-- What needs to be done --
Every entry below should be printed exactly, without its images.

-- Given data --
====================

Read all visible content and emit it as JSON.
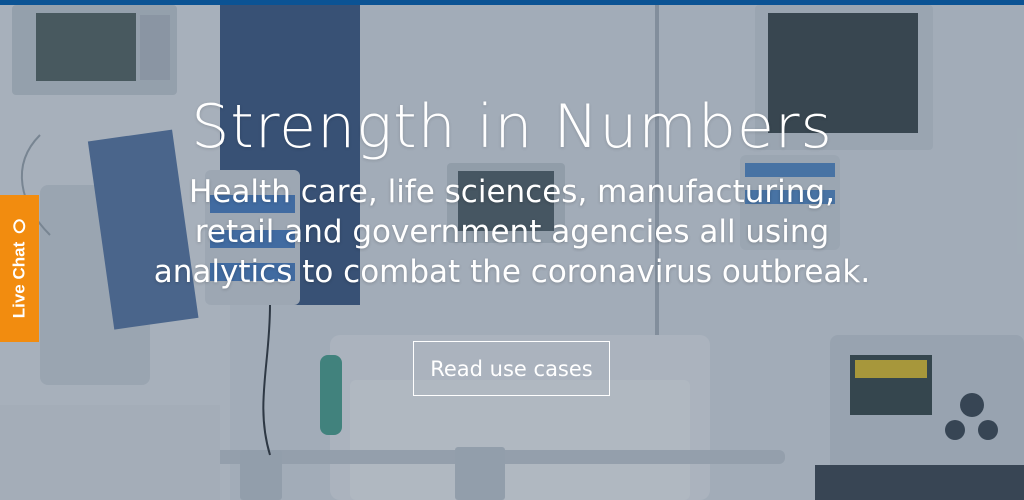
{
  "hero": {
    "title": "Strength in Numbers",
    "subtitle": "Health care, life sciences, manufacturing, retail and government agencies all using analytics to combat the coronavirus outbreak.",
    "cta_label": "Read use cases"
  },
  "live_chat": {
    "label": "Live Chat",
    "icon": "chat-bubble-icon"
  },
  "colors": {
    "top_bar": "#0b5394",
    "live_chat_bg": "#f28c0f",
    "text": "#ffffff"
  }
}
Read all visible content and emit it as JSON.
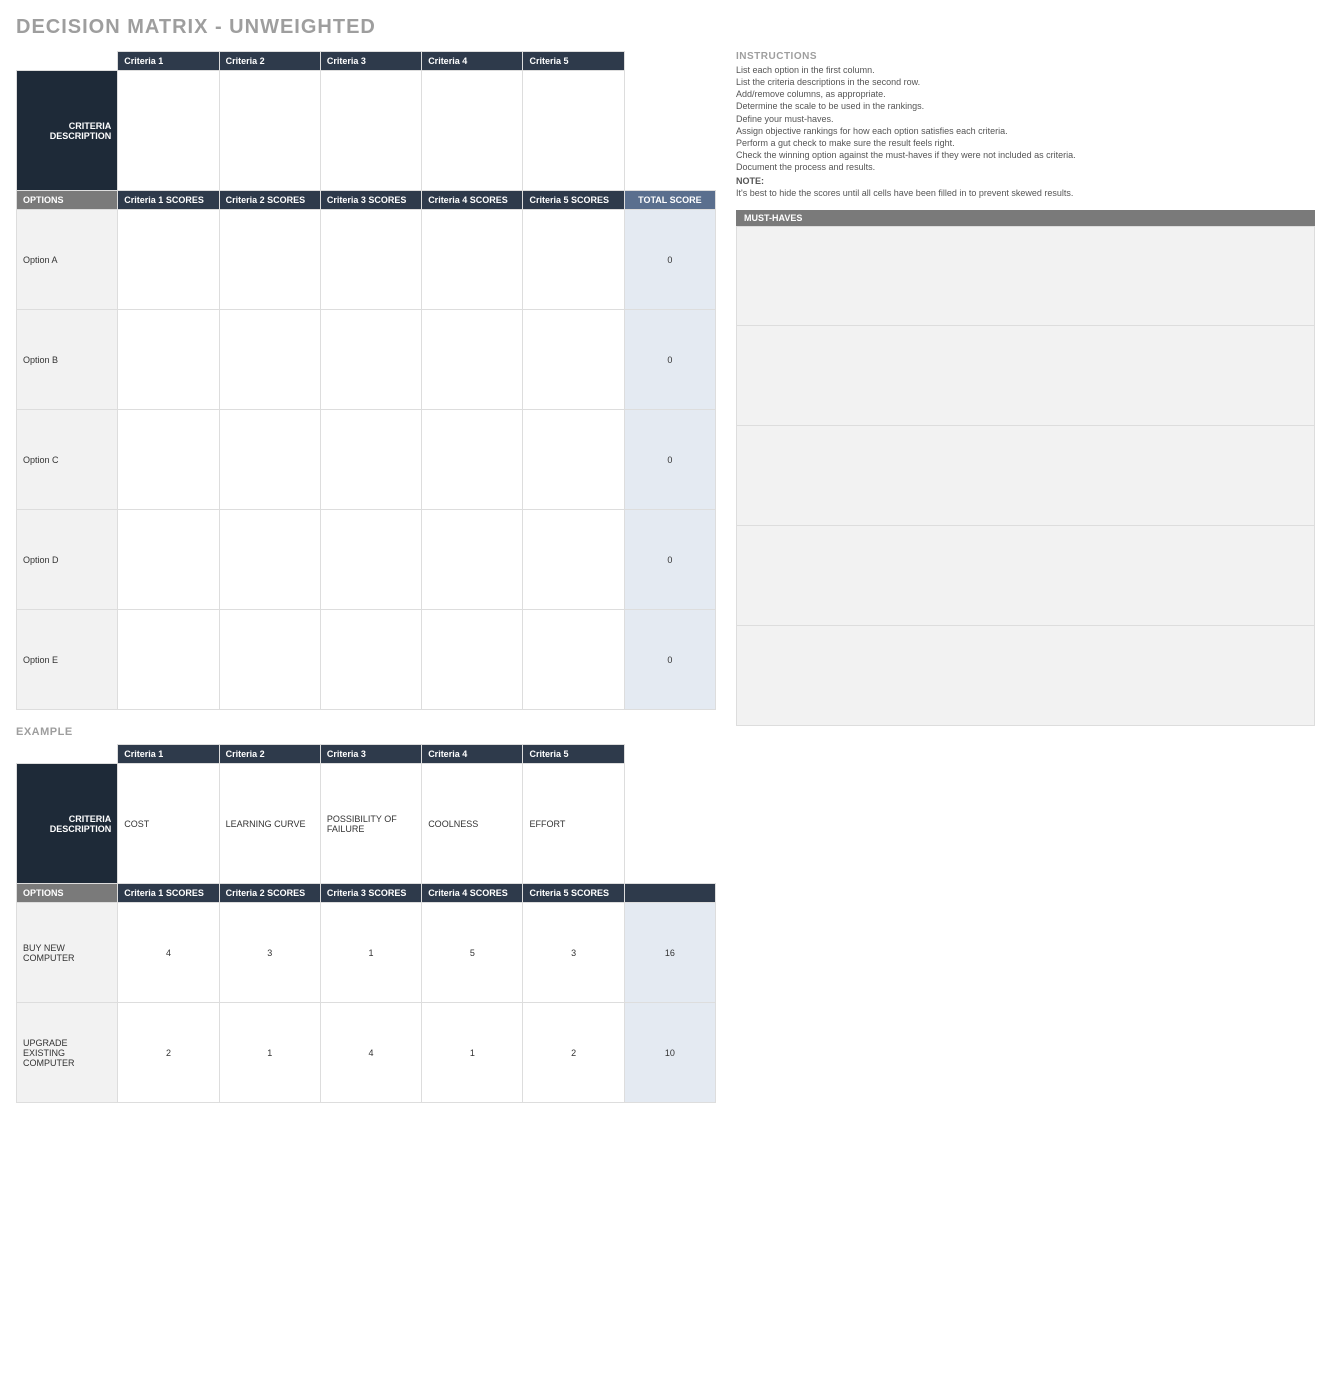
{
  "title": "DECISION MATRIX - UNWEIGHTED",
  "labels": {
    "criteria_description": "CRITERIA DESCRIPTION",
    "options": "OPTIONS",
    "total_score": "TOTAL SCORE",
    "must_haves": "MUST-HAVES",
    "example": "EXAMPLE"
  },
  "main": {
    "criteria_headers": [
      "Criteria 1",
      "Criteria 2",
      "Criteria 3",
      "Criteria 4",
      "Criteria 5"
    ],
    "criteria_descriptions": [
      "",
      "",
      "",
      "",
      ""
    ],
    "score_headers": [
      "Criteria 1 SCORES",
      "Criteria 2 SCORES",
      "Criteria 3 SCORES",
      "Criteria 4 SCORES",
      "Criteria 5 SCORES"
    ],
    "options": [
      {
        "name": "Option A",
        "scores": [
          "",
          "",
          "",
          "",
          ""
        ],
        "total": "0"
      },
      {
        "name": "Option B",
        "scores": [
          "",
          "",
          "",
          "",
          ""
        ],
        "total": "0"
      },
      {
        "name": "Option C",
        "scores": [
          "",
          "",
          "",
          "",
          ""
        ],
        "total": "0"
      },
      {
        "name": "Option D",
        "scores": [
          "",
          "",
          "",
          "",
          ""
        ],
        "total": "0"
      },
      {
        "name": "Option E",
        "scores": [
          "",
          "",
          "",
          "",
          ""
        ],
        "total": "0"
      }
    ],
    "must_haves": [
      "",
      "",
      "",
      "",
      ""
    ]
  },
  "instructions": {
    "title": "INSTRUCTIONS",
    "lines": [
      "List each option in the first column.",
      "List the criteria descriptions in the second row.",
      "Add/remove columns, as appropriate.",
      "Determine the scale to be used in the rankings.",
      "Define your must-haves.",
      "Assign objective rankings for how each option satisfies each criteria.",
      "Perform a gut check to make sure the result feels right.",
      "Check the winning option against the must-haves if they were not included as criteria.",
      "Document the process and results."
    ],
    "note_label": "NOTE:",
    "note_text": "It's best to hide the scores until all cells have been filled in to prevent skewed results."
  },
  "example": {
    "criteria_headers": [
      "Criteria 1",
      "Criteria 2",
      "Criteria 3",
      "Criteria 4",
      "Criteria 5"
    ],
    "criteria_descriptions": [
      "COST",
      "LEARNING CURVE",
      "POSSIBILITY OF FAILURE",
      "COOLNESS",
      "EFFORT"
    ],
    "score_headers": [
      "Criteria 1 SCORES",
      "Criteria 2 SCORES",
      "Criteria 3 SCORES",
      "Criteria 4 SCORES",
      "Criteria 5 SCORES"
    ],
    "options": [
      {
        "name": "BUY NEW COMPUTER",
        "scores": [
          "4",
          "3",
          "1",
          "5",
          "3"
        ],
        "total": "16"
      },
      {
        "name": "UPGRADE EXISTING COMPUTER",
        "scores": [
          "2",
          "1",
          "4",
          "1",
          "2"
        ],
        "total": "10"
      }
    ]
  }
}
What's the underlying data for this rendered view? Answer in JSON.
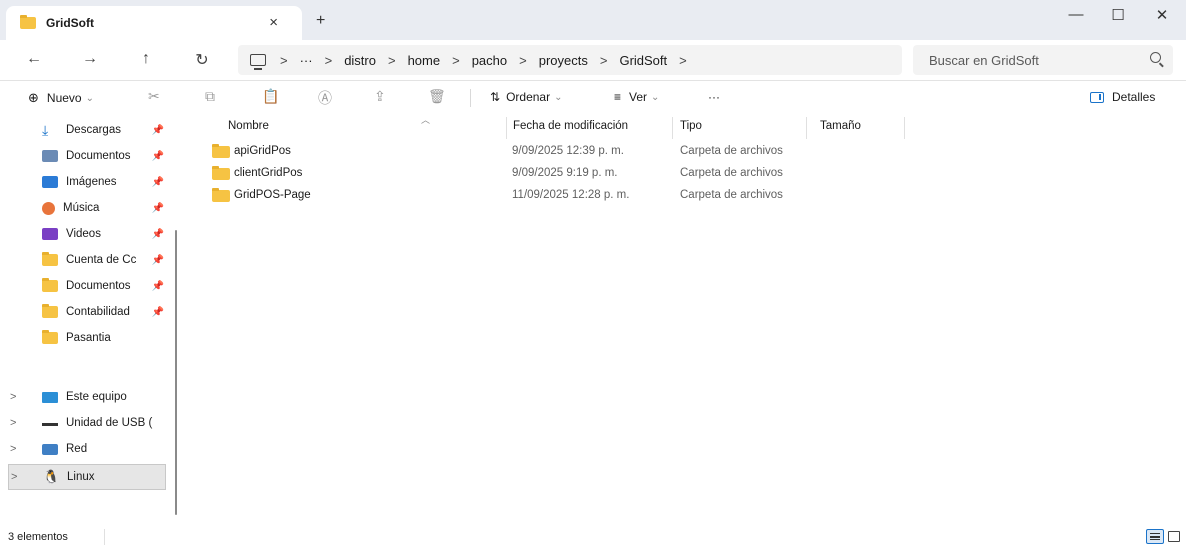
{
  "window": {
    "tab_title": "GridSoft",
    "tab_close": "×",
    "new_tab": "+",
    "minimize": "—",
    "maximize": "☐",
    "close": "✕"
  },
  "nav": {
    "back": "←",
    "forward": "→",
    "up": "↑",
    "refresh": "↻",
    "more": "···",
    "breadcrumbs": [
      "distro",
      "home",
      "pacho",
      "proyects",
      "GridSoft"
    ],
    "separator": ">",
    "search_placeholder": "Buscar en GridSoft"
  },
  "commands": {
    "new_label": "Nuevo",
    "sort_label": "Ordenar",
    "view_label": "Ver",
    "more_label": "···",
    "details_label": "Detalles"
  },
  "sidebar": {
    "items": [
      {
        "label": "Descargas",
        "icon": "download-icon"
      },
      {
        "label": "Documentos",
        "icon": "document-icon"
      },
      {
        "label": "Imágenes",
        "icon": "pictures-icon"
      },
      {
        "label": "Música",
        "icon": "music-icon"
      },
      {
        "label": "Videos",
        "icon": "videos-icon"
      },
      {
        "label": "Cuenta de Cc",
        "icon": "folder-icon"
      },
      {
        "label": "Documentos",
        "icon": "folder-icon"
      },
      {
        "label": "Contabilidad",
        "icon": "folder-icon"
      },
      {
        "label": "Pasantia",
        "icon": "folder-icon"
      }
    ],
    "drives": [
      {
        "label": "Este equipo",
        "icon": "computer-icon"
      },
      {
        "label": "Unidad de USB (",
        "icon": "usb-drive-icon"
      },
      {
        "label": "Red",
        "icon": "network-icon"
      },
      {
        "label": "Linux",
        "icon": "linux-icon"
      }
    ]
  },
  "columns": {
    "name": "Nombre",
    "date": "Fecha de modificación",
    "type": "Tipo",
    "size": "Tamaño"
  },
  "files": [
    {
      "name": "apiGridPos",
      "date": "9/09/2025 12:39 p. m.",
      "type": "Carpeta de archivos"
    },
    {
      "name": "clientGridPos",
      "date": "9/09/2025 9:19 p. m.",
      "type": "Carpeta de archivos"
    },
    {
      "name": "GridPOS-Page",
      "date": "11/09/2025 12:28 p. m.",
      "type": "Carpeta de archivos"
    }
  ],
  "status": {
    "item_count": "3 elementos"
  },
  "colors": {
    "accent": "#1a73c9",
    "folder": "#f6c343"
  }
}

====================

-- Task response --
Read all visible content and emit it as JSON.
{
  "hero": {
    "title": "Strength in Numbers",
    "subtitle": "Health care, life sciences, manufacturing, retail and government agencies all using analytics to combat the coronavirus outbreak.",
    "cta_label": "Read use cases"
  },
  "live_chat": {
    "label": "Live Chat",
    "icon": "chat-bubble-icon"
  },
  "colors": {
    "top_bar": "#0b5394",
    "live_chat_bg": "#f28c0f",
    "text": "#ffffff"
  }
}
Read all visible content and emit it as JSON.
{
  "title": "DECISION MATRIX - UNWEIGHTED",
  "labels": {
    "criteria_description": "CRITERIA DESCRIPTION",
    "options": "OPTIONS",
    "total_score": "TOTAL SCORE",
    "must_haves": "MUST-HAVES",
    "example": "EXAMPLE"
  },
  "main": {
    "criteria_headers": [
      "Criteria 1",
      "Criteria 2",
      "Criteria 3",
      "Criteria 4",
      "Criteria 5"
    ],
    "criteria_descriptions": [
      "",
      "",
      "",
      "",
      ""
    ],
    "score_headers": [
      "Criteria 1 SCORES",
      "Criteria 2 SCORES",
      "Criteria 3 SCORES",
      "Criteria 4 SCORES",
      "Criteria 5 SCORES"
    ],
    "options": [
      {
        "name": "Option A",
        "scores": [
          "",
          "",
          "",
          "",
          ""
        ],
        "total": "0"
      },
      {
        "name": "Option B",
        "scores": [
          "",
          "",
          "",
          "",
          ""
        ],
        "total": "0"
      },
      {
        "name": "Option C",
        "scores": [
          "",
          "",
          "",
          "",
          ""
        ],
        "total": "0"
      },
      {
        "name": "Option D",
        "scores": [
          "",
          "",
          "",
          "",
          ""
        ],
        "total": "0"
      },
      {
        "name": "Option E",
        "scores": [
          "",
          "",
          "",
          "",
          ""
        ],
        "total": "0"
      }
    ],
    "must_haves": [
      "",
      "",
      "",
      "",
      ""
    ]
  },
  "instructions": {
    "title": "INSTRUCTIONS",
    "lines": [
      "List each option in the first column.",
      "List the criteria descriptions in the second row.",
      "Add/remove columns, as appropriate.",
      "Determine the scale to be used in the rankings.",
      "Define your must-haves.",
      "Assign objective rankings for how each option satisfies each criteria.",
      "Perform a gut check to make sure the result feels right.",
      "Check the winning option against the must-haves if they were not included as criteria.",
      "Document the process and results."
    ],
    "note_label": "NOTE:",
    "note_text": "It's best to hide the scores until all cells have been filled in to prevent skewed results."
  },
  "example": {
    "criteria_headers": [
      "Criteria 1",
      "Criteria 2",
      "Criteria 3",
      "Criteria 4",
      "Criteria 5"
    ],
    "criteria_descriptions": [
      "COST",
      "LEARNING CURVE",
      "POSSIBILITY OF FAILURE",
      "COOLNESS",
      "EFFORT"
    ],
    "score_headers": [
      "Criteria 1 SCORES",
      "Criteria 2 SCORES",
      "Criteria 3 SCORES",
      "Criteria 4 SCORES",
      "Criteria 5 SCORES"
    ],
    "options": [
      {
        "name": "BUY NEW COMPUTER",
        "scores": [
          "4",
          "3",
          "1",
          "5",
          "3"
        ],
        "total": "16"
      },
      {
        "name": "UPGRADE EXISTING COMPUTER",
        "scores": [
          "2",
          "1",
          "4",
          "1",
          "2"
        ],
        "total": "10"
      }
    ]
  }
}
What's the underlying data for this rendered view? Answer in JSON.
{
  "window": {
    "tab_title": "GridSoft",
    "tab_close": "×",
    "new_tab": "+",
    "minimize": "—",
    "maximize": "☐",
    "close": "✕"
  },
  "nav": {
    "back": "←",
    "forward": "→",
    "up": "↑",
    "refresh": "↻",
    "more": "···",
    "breadcrumbs": [
      "distro",
      "home",
      "pacho",
      "proyects",
      "GridSoft"
    ],
    "separator": ">",
    "search_placeholder": "Buscar en GridSoft"
  },
  "commands": {
    "new_label": "Nuevo",
    "sort_label": "Ordenar",
    "view_label": "Ver",
    "more_label": "···",
    "details_label": "Detalles"
  },
  "sidebar": {
    "items": [
      {
        "label": "Descargas",
        "icon": "download-icon"
      },
      {
        "label": "Documentos",
        "icon": "document-icon"
      },
      {
        "label": "Imágenes",
        "icon": "pictures-icon"
      },
      {
        "label": "Música",
        "icon": "music-icon"
      },
      {
        "label": "Videos",
        "icon": "videos-icon"
      },
      {
        "label": "Cuenta de Cc",
        "icon": "folder-icon"
      },
      {
        "label": "Documentos",
        "icon": "folder-icon"
      },
      {
        "label": "Contabilidad",
        "icon": "folder-icon"
      },
      {
        "label": "Pasantia",
        "icon": "folder-icon"
      }
    ],
    "drives": [
      {
        "label": "Este equipo",
        "icon": "computer-icon"
      },
      {
        "label": "Unidad de USB (",
        "icon": "usb-drive-icon"
      },
      {
        "label": "Red",
        "icon": "network-icon"
      },
      {
        "label": "Linux",
        "icon": "linux-icon"
      }
    ]
  },
  "columns": {
    "name": "Nombre",
    "date": "Fecha de modificación",
    "type": "Tipo",
    "size": "Tamaño"
  },
  "files": [
    {
      "name": "apiGridPos",
      "date": "9/09/2025 12:39 p. m.",
      "type": "Carpeta de archivos"
    },
    {
      "name": "clientGridPos",
      "date": "9/09/2025 9:19 p. m.",
      "type": "Carpeta de archivos"
    },
    {
      "name": "GridPOS-Page",
      "date": "11/09/2025 12:28 p. m.",
      "type": "Carpeta de archivos"
    }
  ],
  "status": {
    "item_count": "3 elementos"
  },
  "colors": {
    "accent": "#1a73c9",
    "folder": "#f6c343"
  }
}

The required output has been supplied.